> _Provided data_
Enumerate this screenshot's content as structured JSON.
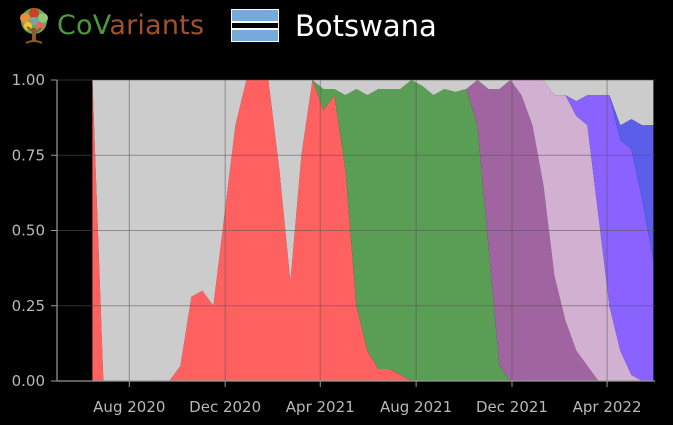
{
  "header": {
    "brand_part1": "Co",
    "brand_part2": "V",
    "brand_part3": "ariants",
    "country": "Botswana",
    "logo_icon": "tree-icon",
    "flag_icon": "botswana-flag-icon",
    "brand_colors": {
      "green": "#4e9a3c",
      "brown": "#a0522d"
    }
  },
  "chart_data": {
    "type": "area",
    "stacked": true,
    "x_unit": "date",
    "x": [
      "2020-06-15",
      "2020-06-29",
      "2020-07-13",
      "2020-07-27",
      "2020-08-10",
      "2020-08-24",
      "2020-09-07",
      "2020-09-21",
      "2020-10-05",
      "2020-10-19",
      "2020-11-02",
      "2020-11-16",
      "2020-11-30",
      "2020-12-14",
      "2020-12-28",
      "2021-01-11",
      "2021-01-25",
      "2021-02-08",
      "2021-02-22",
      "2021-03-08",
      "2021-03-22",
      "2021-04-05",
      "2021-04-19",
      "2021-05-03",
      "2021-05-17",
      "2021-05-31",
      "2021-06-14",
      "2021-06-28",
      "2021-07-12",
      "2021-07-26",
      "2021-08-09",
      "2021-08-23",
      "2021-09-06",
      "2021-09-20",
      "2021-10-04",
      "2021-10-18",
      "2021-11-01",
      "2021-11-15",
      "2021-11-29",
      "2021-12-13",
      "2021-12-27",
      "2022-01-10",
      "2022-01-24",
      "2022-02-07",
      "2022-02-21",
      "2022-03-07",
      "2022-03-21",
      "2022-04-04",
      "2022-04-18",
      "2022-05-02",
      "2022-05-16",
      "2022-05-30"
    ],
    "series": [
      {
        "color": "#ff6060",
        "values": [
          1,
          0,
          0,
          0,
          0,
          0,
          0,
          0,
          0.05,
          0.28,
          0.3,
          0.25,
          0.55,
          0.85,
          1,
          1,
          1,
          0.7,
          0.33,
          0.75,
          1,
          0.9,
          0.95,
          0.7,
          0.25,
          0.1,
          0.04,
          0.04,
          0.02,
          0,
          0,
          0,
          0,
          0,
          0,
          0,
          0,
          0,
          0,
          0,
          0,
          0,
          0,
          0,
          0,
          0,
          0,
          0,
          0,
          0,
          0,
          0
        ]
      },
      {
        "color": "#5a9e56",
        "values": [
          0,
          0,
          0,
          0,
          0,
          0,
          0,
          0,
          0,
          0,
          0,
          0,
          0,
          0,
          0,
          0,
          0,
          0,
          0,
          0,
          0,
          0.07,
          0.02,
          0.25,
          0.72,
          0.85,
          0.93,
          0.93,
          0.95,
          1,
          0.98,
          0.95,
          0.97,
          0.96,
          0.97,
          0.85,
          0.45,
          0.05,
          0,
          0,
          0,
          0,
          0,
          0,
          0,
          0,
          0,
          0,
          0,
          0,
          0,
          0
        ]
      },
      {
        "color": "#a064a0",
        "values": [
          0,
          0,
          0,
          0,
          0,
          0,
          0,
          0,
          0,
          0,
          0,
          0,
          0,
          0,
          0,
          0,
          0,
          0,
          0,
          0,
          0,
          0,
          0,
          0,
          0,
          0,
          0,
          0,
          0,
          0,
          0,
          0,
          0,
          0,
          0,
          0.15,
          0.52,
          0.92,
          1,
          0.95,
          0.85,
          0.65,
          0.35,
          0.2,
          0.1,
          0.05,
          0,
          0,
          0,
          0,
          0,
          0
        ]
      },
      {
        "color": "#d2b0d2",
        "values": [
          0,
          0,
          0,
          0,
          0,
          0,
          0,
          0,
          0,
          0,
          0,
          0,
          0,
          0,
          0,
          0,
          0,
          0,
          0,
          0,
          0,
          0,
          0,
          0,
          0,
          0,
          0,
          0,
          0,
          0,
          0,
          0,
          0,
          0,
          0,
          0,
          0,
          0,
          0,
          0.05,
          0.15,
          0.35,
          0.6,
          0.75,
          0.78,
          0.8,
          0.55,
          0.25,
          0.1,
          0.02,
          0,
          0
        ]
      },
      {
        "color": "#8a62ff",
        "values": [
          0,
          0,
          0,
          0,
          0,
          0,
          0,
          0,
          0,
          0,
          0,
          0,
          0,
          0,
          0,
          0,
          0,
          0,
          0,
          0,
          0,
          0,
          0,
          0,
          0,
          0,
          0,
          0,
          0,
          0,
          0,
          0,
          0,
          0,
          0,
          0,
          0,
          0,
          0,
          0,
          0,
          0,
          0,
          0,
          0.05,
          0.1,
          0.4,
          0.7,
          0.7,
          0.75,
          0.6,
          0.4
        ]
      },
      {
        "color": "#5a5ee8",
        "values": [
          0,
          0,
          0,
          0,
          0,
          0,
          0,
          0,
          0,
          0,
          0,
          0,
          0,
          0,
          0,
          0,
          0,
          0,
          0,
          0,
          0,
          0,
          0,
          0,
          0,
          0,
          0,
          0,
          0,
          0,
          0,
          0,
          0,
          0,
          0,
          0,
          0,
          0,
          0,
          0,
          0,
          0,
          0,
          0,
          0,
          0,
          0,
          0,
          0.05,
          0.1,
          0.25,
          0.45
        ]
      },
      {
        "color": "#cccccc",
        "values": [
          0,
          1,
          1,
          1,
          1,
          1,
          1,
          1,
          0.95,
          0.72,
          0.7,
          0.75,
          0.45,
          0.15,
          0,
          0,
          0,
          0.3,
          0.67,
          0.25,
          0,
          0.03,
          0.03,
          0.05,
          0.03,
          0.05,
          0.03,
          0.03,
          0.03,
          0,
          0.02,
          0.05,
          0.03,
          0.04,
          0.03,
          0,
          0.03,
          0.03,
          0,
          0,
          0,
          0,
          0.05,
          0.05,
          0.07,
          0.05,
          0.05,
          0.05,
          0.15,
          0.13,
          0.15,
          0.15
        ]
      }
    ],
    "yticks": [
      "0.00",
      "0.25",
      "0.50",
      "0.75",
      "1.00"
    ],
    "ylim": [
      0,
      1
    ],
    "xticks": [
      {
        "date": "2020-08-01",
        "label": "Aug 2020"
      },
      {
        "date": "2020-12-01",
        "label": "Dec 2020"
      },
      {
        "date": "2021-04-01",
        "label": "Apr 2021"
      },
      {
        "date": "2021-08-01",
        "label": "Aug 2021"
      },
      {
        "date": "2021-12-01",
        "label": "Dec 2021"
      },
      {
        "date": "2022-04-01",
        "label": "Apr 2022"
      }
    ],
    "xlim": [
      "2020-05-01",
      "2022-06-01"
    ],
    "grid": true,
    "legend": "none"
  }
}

> _Exercise_
Write out the records above exactly as they stand, leaving out every picture.

> _Written answer_
Enumerate this screenshot's content as structured JSON.
{
  "header": {
    "brand_part1": "Co",
    "brand_part2": "V",
    "brand_part3": "ariants",
    "country": "Botswana",
    "logo_icon": "tree-icon",
    "flag_icon": "botswana-flag-icon",
    "brand_colors": {
      "green": "#4e9a3c",
      "brown": "#a0522d"
    }
  },
  "chart_data": {
    "type": "area",
    "stacked": true,
    "x_unit": "date",
    "x": [
      "2020-06-15",
      "2020-06-29",
      "2020-07-13",
      "2020-07-27",
      "2020-08-10",
      "2020-08-24",
      "2020-09-07",
      "2020-09-21",
      "2020-10-05",
      "2020-10-19",
      "2020-11-02",
      "2020-11-16",
      "2020-11-30",
      "2020-12-14",
      "2020-12-28",
      "2021-01-11",
      "2021-01-25",
      "2021-02-08",
      "2021-02-22",
      "2021-03-08",
      "2021-03-22",
      "2021-04-05",
      "2021-04-19",
      "2021-05-03",
      "2021-05-17",
      "2021-05-31",
      "2021-06-14",
      "2021-06-28",
      "2021-07-12",
      "2021-07-26",
      "2021-08-09",
      "2021-08-23",
      "2021-09-06",
      "2021-09-20",
      "2021-10-04",
      "2021-10-18",
      "2021-11-01",
      "2021-11-15",
      "2021-11-29",
      "2021-12-13",
      "2021-12-27",
      "2022-01-10",
      "2022-01-24",
      "2022-02-07",
      "2022-02-21",
      "2022-03-07",
      "2022-03-21",
      "2022-04-04",
      "2022-04-18",
      "2022-05-02",
      "2022-05-16",
      "2022-05-30"
    ],
    "series": [
      {
        "color": "#ff6060",
        "values": [
          1,
          0,
          0,
          0,
          0,
          0,
          0,
          0,
          0.05,
          0.28,
          0.3,
          0.25,
          0.55,
          0.85,
          1,
          1,
          1,
          0.7,
          0.33,
          0.75,
          1,
          0.9,
          0.95,
          0.7,
          0.25,
          0.1,
          0.04,
          0.04,
          0.02,
          0,
          0,
          0,
          0,
          0,
          0,
          0,
          0,
          0,
          0,
          0,
          0,
          0,
          0,
          0,
          0,
          0,
          0,
          0,
          0,
          0,
          0,
          0
        ]
      },
      {
        "color": "#5a9e56",
        "values": [
          0,
          0,
          0,
          0,
          0,
          0,
          0,
          0,
          0,
          0,
          0,
          0,
          0,
          0,
          0,
          0,
          0,
          0,
          0,
          0,
          0,
          0.07,
          0.02,
          0.25,
          0.72,
          0.85,
          0.93,
          0.93,
          0.95,
          1,
          0.98,
          0.95,
          0.97,
          0.96,
          0.97,
          0.85,
          0.45,
          0.05,
          0,
          0,
          0,
          0,
          0,
          0,
          0,
          0,
          0,
          0,
          0,
          0,
          0,
          0
        ]
      },
      {
        "color": "#a064a0",
        "values": [
          0,
          0,
          0,
          0,
          0,
          0,
          0,
          0,
          0,
          0,
          0,
          0,
          0,
          0,
          0,
          0,
          0,
          0,
          0,
          0,
          0,
          0,
          0,
          0,
          0,
          0,
          0,
          0,
          0,
          0,
          0,
          0,
          0,
          0,
          0,
          0.15,
          0.52,
          0.92,
          1,
          0.95,
          0.85,
          0.65,
          0.35,
          0.2,
          0.1,
          0.05,
          0,
          0,
          0,
          0,
          0,
          0
        ]
      },
      {
        "color": "#d2b0d2",
        "values": [
          0,
          0,
          0,
          0,
          0,
          0,
          0,
          0,
          0,
          0,
          0,
          0,
          0,
          0,
          0,
          0,
          0,
          0,
          0,
          0,
          0,
          0,
          0,
          0,
          0,
          0,
          0,
          0,
          0,
          0,
          0,
          0,
          0,
          0,
          0,
          0,
          0,
          0,
          0,
          0.05,
          0.15,
          0.35,
          0.6,
          0.75,
          0.78,
          0.8,
          0.55,
          0.25,
          0.1,
          0.02,
          0,
          0
        ]
      },
      {
        "color": "#8a62ff",
        "values": [
          0,
          0,
          0,
          0,
          0,
          0,
          0,
          0,
          0,
          0,
          0,
          0,
          0,
          0,
          0,
          0,
          0,
          0,
          0,
          0,
          0,
          0,
          0,
          0,
          0,
          0,
          0,
          0,
          0,
          0,
          0,
          0,
          0,
          0,
          0,
          0,
          0,
          0,
          0,
          0,
          0,
          0,
          0,
          0,
          0.05,
          0.1,
          0.4,
          0.7,
          0.7,
          0.75,
          0.6,
          0.4
        ]
      },
      {
        "color": "#5a5ee8",
        "values": [
          0,
          0,
          0,
          0,
          0,
          0,
          0,
          0,
          0,
          0,
          0,
          0,
          0,
          0,
          0,
          0,
          0,
          0,
          0,
          0,
          0,
          0,
          0,
          0,
          0,
          0,
          0,
          0,
          0,
          0,
          0,
          0,
          0,
          0,
          0,
          0,
          0,
          0,
          0,
          0,
          0,
          0,
          0,
          0,
          0,
          0,
          0,
          0,
          0.05,
          0.1,
          0.25,
          0.45
        ]
      },
      {
        "color": "#cccccc",
        "values": [
          0,
          1,
          1,
          1,
          1,
          1,
          1,
          1,
          0.95,
          0.72,
          0.7,
          0.75,
          0.45,
          0.15,
          0,
          0,
          0,
          0.3,
          0.67,
          0.25,
          0,
          0.03,
          0.03,
          0.05,
          0.03,
          0.05,
          0.03,
          0.03,
          0.03,
          0,
          0.02,
          0.05,
          0.03,
          0.04,
          0.03,
          0,
          0.03,
          0.03,
          0,
          0,
          0,
          0,
          0.05,
          0.05,
          0.07,
          0.05,
          0.05,
          0.05,
          0.15,
          0.13,
          0.15,
          0.15
        ]
      }
    ],
    "yticks": [
      "0.00",
      "0.25",
      "0.50",
      "0.75",
      "1.00"
    ],
    "ylim": [
      0,
      1
    ],
    "xticks": [
      {
        "date": "2020-08-01",
        "label": "Aug 2020"
      },
      {
        "date": "2020-12-01",
        "label": "Dec 2020"
      },
      {
        "date": "2021-04-01",
        "label": "Apr 2021"
      },
      {
        "date": "2021-08-01",
        "label": "Aug 2021"
      },
      {
        "date": "2021-12-01",
        "label": "Dec 2021"
      },
      {
        "date": "2022-04-01",
        "label": "Apr 2022"
      }
    ],
    "xlim": [
      "2020-05-01",
      "2022-06-01"
    ],
    "grid": true,
    "legend": "none"
  }
}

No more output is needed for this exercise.